Supplied information ▸
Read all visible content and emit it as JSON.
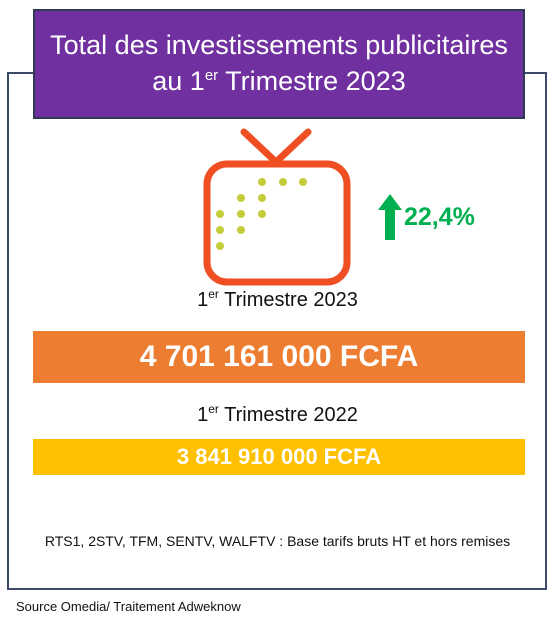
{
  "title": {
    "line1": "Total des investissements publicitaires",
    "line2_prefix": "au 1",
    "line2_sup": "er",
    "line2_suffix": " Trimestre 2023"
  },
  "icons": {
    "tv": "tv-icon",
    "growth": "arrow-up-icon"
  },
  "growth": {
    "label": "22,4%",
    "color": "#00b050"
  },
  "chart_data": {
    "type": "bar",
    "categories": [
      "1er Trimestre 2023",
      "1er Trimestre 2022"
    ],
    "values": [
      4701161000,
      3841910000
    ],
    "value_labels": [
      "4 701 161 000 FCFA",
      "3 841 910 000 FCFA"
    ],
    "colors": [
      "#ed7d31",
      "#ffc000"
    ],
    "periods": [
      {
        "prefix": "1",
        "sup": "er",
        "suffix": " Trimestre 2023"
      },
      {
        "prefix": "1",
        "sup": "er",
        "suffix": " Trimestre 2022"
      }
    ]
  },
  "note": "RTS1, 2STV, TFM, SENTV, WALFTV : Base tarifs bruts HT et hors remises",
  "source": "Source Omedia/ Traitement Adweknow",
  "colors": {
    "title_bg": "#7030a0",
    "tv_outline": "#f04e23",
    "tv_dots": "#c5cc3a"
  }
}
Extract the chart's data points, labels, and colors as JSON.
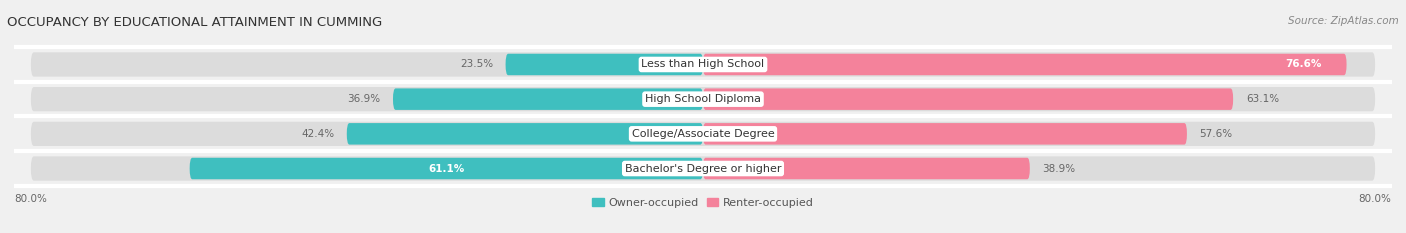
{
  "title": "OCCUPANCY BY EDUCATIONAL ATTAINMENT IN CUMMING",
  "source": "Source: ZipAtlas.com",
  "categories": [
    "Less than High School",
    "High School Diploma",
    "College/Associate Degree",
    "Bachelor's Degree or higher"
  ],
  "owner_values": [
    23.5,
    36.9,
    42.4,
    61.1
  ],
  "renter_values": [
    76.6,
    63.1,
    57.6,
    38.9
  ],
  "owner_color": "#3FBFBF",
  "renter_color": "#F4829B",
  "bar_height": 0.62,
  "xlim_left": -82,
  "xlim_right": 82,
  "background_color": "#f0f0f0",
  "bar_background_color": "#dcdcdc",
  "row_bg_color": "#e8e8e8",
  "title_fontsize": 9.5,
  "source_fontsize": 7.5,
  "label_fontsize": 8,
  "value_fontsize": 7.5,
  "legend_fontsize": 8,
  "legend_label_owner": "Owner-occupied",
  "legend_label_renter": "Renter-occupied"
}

Short task ▸ Do not copy pictures. Restate exactly the lines from the one containing "Extract the chart's" through the last line of the records.

Result below ▸
Extract the chart's data points, labels, and colors as JSON.
{
  "title": "OCCUPANCY BY EDUCATIONAL ATTAINMENT IN CUMMING",
  "source": "Source: ZipAtlas.com",
  "categories": [
    "Less than High School",
    "High School Diploma",
    "College/Associate Degree",
    "Bachelor's Degree or higher"
  ],
  "owner_values": [
    23.5,
    36.9,
    42.4,
    61.1
  ],
  "renter_values": [
    76.6,
    63.1,
    57.6,
    38.9
  ],
  "owner_color": "#3FBFBF",
  "renter_color": "#F4829B",
  "bar_height": 0.62,
  "xlim_left": -82,
  "xlim_right": 82,
  "background_color": "#f0f0f0",
  "bar_background_color": "#dcdcdc",
  "row_bg_color": "#e8e8e8",
  "title_fontsize": 9.5,
  "source_fontsize": 7.5,
  "label_fontsize": 8,
  "value_fontsize": 7.5,
  "legend_fontsize": 8,
  "legend_label_owner": "Owner-occupied",
  "legend_label_renter": "Renter-occupied"
}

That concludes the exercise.